[AIM]: Restate the records in their entirety, word for word.

[Stored data]:
::::
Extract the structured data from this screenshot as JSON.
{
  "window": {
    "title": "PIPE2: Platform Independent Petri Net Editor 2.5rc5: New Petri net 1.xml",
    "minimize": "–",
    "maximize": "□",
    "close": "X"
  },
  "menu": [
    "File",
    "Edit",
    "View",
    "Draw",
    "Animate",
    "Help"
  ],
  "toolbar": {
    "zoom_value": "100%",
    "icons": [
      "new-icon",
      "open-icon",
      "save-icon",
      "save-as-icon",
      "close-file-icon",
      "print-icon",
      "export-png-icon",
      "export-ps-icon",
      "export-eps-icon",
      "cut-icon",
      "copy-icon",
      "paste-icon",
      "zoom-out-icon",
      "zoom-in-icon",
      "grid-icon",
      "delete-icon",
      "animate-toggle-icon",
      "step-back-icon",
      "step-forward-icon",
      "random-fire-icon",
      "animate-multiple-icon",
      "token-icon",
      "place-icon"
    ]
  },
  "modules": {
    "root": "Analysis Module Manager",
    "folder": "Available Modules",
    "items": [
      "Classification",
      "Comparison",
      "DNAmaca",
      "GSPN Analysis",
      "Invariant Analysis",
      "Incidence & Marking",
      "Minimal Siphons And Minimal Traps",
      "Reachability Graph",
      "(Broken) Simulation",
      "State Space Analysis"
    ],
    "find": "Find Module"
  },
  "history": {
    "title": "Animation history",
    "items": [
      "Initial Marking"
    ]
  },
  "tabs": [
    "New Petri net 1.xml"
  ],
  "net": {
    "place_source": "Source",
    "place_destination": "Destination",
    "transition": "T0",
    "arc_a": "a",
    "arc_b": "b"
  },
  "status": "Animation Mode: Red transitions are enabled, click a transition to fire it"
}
::::
[EXERCISE RESULT]:
Extract the structured data from this screenshot as JSON.
{
  "window": {
    "title": "PIPE2: Platform Independent Petri Net Editor 2.5rc5: New Petri net 1.xml",
    "minimize": "–",
    "maximize": "□",
    "close": "X"
  },
  "menu": [
    "File",
    "Edit",
    "View",
    "Draw",
    "Animate",
    "Help"
  ],
  "toolbar": {
    "zoom_value": "100%",
    "icons": [
      "new-icon",
      "open-icon",
      "save-icon",
      "save-as-icon",
      "close-file-icon",
      "print-icon",
      "export-png-icon",
      "export-ps-icon",
      "export-eps-icon",
      "cut-icon",
      "copy-icon",
      "paste-icon",
      "zoom-out-icon",
      "zoom-in-icon",
      "grid-icon",
      "delete-icon",
      "animate-toggle-icon",
      "step-back-icon",
      "step-forward-icon",
      "random-fire-icon",
      "animate-multiple-icon",
      "token-icon",
      "place-icon"
    ]
  },
  "modules": {
    "root": "Analysis Module Manager",
    "folder": "Available Modules",
    "items": [
      "Classification",
      "Comparison",
      "DNAmaca",
      "GSPN Analysis",
      "Invariant Analysis",
      "Incidence & Marking",
      "Minimal Siphons And Minimal Traps",
      "Reachability Graph",
      "(Broken) Simulation",
      "State Space Analysis"
    ],
    "find": "Find Module"
  },
  "history": {
    "title": "Animation history",
    "items": [
      "Initial Marking"
    ]
  },
  "tabs": [
    "New Petri net 1.xml"
  ],
  "net": {
    "place_source": "Source",
    "place_destination": "Destination",
    "transition": "T0",
    "arc_a": "a",
    "arc_b": "b"
  },
  "status": "Animation Mode: Red transitions are enabled, click a transition to fire it"
}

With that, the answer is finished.